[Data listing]
━━━━━━

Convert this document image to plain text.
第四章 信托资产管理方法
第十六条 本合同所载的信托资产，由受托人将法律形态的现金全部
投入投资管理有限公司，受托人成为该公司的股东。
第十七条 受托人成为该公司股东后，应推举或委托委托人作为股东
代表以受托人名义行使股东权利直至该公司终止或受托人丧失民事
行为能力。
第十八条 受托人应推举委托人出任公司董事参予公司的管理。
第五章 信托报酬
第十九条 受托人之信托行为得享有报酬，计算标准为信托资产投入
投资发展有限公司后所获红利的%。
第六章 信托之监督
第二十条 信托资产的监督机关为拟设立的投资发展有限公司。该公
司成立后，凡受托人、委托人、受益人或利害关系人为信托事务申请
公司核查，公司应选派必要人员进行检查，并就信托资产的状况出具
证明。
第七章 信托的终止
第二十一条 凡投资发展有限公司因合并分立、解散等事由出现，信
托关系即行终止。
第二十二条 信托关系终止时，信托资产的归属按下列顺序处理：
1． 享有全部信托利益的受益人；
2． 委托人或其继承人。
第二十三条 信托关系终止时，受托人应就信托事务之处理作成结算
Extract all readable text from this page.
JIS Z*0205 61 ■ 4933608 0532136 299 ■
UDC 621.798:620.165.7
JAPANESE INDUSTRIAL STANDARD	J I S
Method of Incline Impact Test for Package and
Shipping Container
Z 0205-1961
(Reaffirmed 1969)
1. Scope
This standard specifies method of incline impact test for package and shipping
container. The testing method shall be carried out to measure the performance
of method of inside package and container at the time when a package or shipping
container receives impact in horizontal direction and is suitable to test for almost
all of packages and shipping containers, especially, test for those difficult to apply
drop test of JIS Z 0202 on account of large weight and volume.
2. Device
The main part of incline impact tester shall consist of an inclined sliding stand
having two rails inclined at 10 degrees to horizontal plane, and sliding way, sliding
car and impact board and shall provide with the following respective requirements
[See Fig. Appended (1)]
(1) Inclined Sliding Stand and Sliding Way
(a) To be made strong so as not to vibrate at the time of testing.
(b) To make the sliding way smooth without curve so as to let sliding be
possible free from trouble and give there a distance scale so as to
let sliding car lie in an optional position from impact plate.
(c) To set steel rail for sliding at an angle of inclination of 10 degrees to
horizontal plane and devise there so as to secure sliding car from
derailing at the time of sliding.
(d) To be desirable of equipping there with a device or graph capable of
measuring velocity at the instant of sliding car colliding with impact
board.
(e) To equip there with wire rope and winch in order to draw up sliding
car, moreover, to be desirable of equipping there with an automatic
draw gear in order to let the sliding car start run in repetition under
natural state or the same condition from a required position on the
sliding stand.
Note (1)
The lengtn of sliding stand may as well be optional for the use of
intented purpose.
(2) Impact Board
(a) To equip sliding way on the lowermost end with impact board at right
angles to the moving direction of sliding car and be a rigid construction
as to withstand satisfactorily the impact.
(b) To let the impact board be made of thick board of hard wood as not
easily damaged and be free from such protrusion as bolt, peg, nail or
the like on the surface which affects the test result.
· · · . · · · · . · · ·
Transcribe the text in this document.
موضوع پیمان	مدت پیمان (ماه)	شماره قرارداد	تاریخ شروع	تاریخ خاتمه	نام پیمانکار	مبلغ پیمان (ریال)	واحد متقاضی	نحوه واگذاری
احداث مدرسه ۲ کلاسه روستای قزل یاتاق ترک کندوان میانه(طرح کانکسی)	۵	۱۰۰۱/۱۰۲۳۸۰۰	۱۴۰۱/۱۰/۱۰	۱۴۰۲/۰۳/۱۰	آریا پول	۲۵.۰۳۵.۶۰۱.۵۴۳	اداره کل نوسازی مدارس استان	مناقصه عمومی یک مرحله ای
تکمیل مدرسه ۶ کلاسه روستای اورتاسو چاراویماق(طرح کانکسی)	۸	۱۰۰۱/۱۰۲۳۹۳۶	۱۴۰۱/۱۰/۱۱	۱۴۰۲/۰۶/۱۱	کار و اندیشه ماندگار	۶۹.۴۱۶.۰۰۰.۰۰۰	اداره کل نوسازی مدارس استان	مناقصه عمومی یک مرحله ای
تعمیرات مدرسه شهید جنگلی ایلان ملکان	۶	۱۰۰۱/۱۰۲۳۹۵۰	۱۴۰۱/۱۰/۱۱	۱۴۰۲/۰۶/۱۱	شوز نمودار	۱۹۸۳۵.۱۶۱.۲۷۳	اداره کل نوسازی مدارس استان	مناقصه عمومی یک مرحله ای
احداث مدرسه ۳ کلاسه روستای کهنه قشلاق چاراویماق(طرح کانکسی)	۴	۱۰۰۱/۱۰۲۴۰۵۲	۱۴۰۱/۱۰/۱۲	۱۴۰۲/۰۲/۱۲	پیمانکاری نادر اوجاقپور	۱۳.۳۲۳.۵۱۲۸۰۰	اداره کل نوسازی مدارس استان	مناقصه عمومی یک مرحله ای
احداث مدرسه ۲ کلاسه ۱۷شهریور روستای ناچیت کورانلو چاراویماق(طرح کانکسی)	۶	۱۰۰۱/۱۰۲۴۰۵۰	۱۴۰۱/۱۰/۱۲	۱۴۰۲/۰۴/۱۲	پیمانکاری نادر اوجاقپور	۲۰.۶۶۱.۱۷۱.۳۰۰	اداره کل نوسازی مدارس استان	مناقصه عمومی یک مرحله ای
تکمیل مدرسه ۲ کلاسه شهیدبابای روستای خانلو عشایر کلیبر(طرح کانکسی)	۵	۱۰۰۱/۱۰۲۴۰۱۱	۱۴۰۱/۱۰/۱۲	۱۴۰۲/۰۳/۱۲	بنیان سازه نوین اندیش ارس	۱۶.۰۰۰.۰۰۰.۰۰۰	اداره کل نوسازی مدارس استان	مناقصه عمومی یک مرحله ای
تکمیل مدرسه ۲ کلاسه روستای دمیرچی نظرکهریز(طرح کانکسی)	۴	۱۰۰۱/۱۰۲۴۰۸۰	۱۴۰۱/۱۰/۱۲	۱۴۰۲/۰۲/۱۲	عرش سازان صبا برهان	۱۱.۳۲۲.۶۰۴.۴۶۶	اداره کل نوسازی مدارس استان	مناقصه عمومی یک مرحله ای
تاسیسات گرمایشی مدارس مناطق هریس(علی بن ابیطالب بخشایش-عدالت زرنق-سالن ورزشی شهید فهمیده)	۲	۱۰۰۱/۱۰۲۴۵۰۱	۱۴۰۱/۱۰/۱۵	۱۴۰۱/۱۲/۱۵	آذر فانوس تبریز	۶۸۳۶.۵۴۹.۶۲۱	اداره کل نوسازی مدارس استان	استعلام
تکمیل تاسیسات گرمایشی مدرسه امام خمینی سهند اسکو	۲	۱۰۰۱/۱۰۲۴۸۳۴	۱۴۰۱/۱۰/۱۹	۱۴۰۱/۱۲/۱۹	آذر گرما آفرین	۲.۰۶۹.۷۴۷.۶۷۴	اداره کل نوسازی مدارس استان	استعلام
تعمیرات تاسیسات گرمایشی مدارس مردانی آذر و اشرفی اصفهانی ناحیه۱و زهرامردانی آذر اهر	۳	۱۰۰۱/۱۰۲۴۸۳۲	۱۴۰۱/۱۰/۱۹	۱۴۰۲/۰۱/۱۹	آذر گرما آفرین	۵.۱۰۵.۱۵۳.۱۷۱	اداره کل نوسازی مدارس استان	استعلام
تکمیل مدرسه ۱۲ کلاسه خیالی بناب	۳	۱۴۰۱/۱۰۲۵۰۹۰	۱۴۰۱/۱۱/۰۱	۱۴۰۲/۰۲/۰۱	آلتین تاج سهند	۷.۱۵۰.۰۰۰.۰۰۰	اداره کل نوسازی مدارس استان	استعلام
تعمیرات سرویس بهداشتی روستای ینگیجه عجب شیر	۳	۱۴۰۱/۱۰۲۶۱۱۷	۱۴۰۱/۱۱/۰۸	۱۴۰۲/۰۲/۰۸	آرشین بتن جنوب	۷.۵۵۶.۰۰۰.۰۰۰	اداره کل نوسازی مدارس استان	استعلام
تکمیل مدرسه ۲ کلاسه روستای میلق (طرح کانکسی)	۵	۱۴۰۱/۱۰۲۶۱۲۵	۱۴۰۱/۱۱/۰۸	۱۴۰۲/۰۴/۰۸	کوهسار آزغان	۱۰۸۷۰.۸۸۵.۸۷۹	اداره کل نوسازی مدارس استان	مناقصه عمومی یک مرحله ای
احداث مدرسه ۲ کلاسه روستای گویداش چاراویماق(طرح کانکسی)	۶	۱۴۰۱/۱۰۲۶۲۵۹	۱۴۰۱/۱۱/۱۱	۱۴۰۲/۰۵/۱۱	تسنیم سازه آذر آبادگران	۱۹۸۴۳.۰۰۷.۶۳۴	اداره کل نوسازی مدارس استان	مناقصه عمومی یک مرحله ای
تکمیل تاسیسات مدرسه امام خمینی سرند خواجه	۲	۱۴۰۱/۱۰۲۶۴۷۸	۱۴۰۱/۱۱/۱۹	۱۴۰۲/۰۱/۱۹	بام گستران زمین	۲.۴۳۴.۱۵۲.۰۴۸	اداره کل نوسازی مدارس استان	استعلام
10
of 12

━━━━━━

Work to be completed:
Search the entries for the string "shall" and collect each line that has it.

Result below:
container. The testing method shall be carried out to measure the performance
The main part of incline impact tester shall consist of an inclined sliding stand
car and impact board and shall provide with the following respective requirements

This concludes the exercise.